Can you copy out the data exactly? Leave the images out.

◇ ◇ ◇ ◇ ◇ ◇ ◇

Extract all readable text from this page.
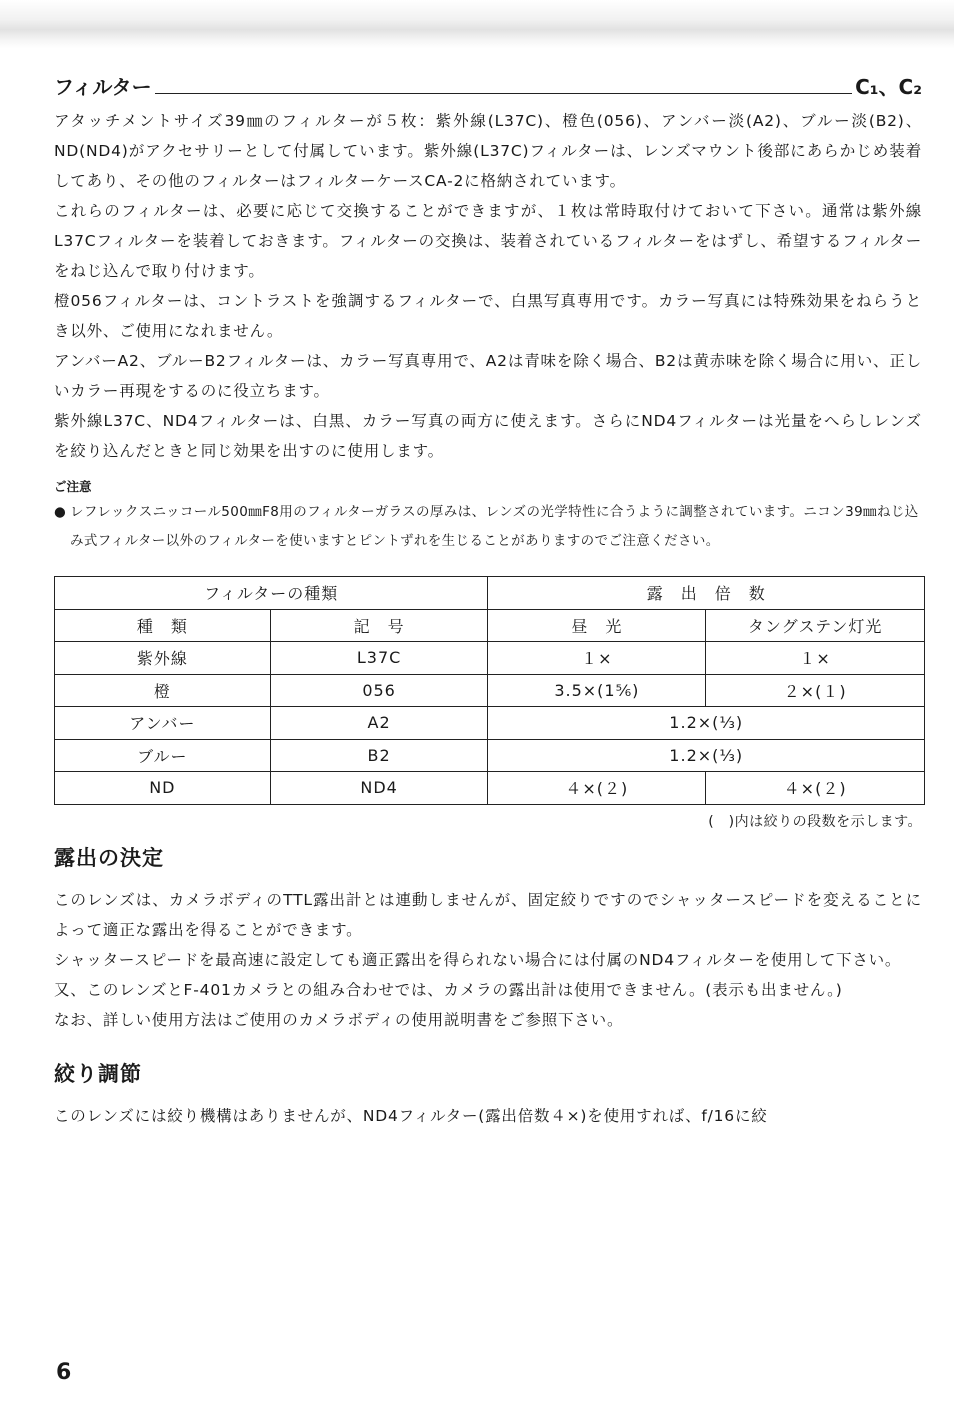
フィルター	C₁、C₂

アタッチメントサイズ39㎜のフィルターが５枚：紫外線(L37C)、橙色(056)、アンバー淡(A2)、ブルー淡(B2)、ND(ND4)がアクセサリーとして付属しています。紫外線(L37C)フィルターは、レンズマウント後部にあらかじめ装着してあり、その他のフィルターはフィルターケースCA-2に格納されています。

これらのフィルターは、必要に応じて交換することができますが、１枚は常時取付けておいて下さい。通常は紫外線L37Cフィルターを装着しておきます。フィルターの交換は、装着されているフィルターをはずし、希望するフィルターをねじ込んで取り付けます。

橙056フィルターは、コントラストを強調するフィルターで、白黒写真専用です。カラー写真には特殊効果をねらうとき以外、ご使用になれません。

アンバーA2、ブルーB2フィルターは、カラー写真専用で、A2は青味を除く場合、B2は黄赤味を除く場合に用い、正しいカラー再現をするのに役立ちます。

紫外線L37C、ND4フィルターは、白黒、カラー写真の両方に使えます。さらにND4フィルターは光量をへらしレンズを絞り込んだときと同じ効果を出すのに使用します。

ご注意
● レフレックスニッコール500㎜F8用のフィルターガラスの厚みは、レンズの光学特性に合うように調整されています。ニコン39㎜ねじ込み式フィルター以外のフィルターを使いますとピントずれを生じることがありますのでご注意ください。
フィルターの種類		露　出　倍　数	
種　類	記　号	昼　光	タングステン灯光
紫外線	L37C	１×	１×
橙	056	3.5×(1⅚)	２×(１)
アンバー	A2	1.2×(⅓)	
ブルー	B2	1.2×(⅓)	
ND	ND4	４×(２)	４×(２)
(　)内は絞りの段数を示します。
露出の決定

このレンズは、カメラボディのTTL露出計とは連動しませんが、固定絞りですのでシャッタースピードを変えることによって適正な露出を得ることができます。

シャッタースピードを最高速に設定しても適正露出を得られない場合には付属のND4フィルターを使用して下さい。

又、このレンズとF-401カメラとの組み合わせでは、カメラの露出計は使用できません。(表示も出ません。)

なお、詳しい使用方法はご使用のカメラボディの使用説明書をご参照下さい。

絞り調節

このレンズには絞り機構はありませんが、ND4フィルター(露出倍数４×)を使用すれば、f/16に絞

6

◇ ◇ ◇ ◇ ◇ ◇ ◇

## Exercise solution
Extract all readable text from this page.
フィルター	C₁、C₂

アタッチメントサイズ39㎜のフィルターが５枚：紫外線(L37C)、橙色(056)、アンバー淡(A2)、ブルー淡(B2)、ND(ND4)がアクセサリーとして付属しています。紫外線(L37C)フィルターは、レンズマウント後部にあらかじめ装着してあり、その他のフィルターはフィルターケースCA-2に格納されています。

これらのフィルターは、必要に応じて交換することができますが、１枚は常時取付けておいて下さい。通常は紫外線L37Cフィルターを装着しておきます。フィルターの交換は、装着されているフィルターをはずし、希望するフィルターをねじ込んで取り付けます。

橙056フィルターは、コントラストを強調するフィルターで、白黒写真専用です。カラー写真には特殊効果をねらうとき以外、ご使用になれません。

アンバーA2、ブルーB2フィルターは、カラー写真専用で、A2は青味を除く場合、B2は黄赤味を除く場合に用い、正しいカラー再現をするのに役立ちます。

紫外線L37C、ND4フィルターは、白黒、カラー写真の両方に使えます。さらにND4フィルターは光量をへらしレンズを絞り込んだときと同じ効果を出すのに使用します。

ご注意
● レフレックスニッコール500㎜F8用のフィルターガラスの厚みは、レンズの光学特性に合うように調整されています。ニコン39㎜ねじ込み式フィルター以外のフィルターを使いますとピントずれを生じることがありますのでご注意ください。
フィルターの種類		露　出　倍　数	
種　類	記　号	昼　光	タングステン灯光
紫外線	L37C	１×	１×
橙	056	3.5×(1⅚)	２×(１)
アンバー	A2	1.2×(⅓)	
ブルー	B2	1.2×(⅓)	
ND	ND4	４×(２)	４×(２)
(　)内は絞りの段数を示します。
露出の決定

このレンズは、カメラボディのTTL露出計とは連動しませんが、固定絞りですのでシャッタースピードを変えることによって適正な露出を得ることができます。

シャッタースピードを最高速に設定しても適正露出を得られない場合には付属のND4フィルターを使用して下さい。

又、このレンズとF-401カメラとの組み合わせでは、カメラの露出計は使用できません。(表示も出ません。)

なお、詳しい使用方法はご使用のカメラボディの使用説明書をご参照下さい。

絞り調節

このレンズには絞り機構はありませんが、ND4フィルター(露出倍数４×)を使用すれば、f/16に絞

6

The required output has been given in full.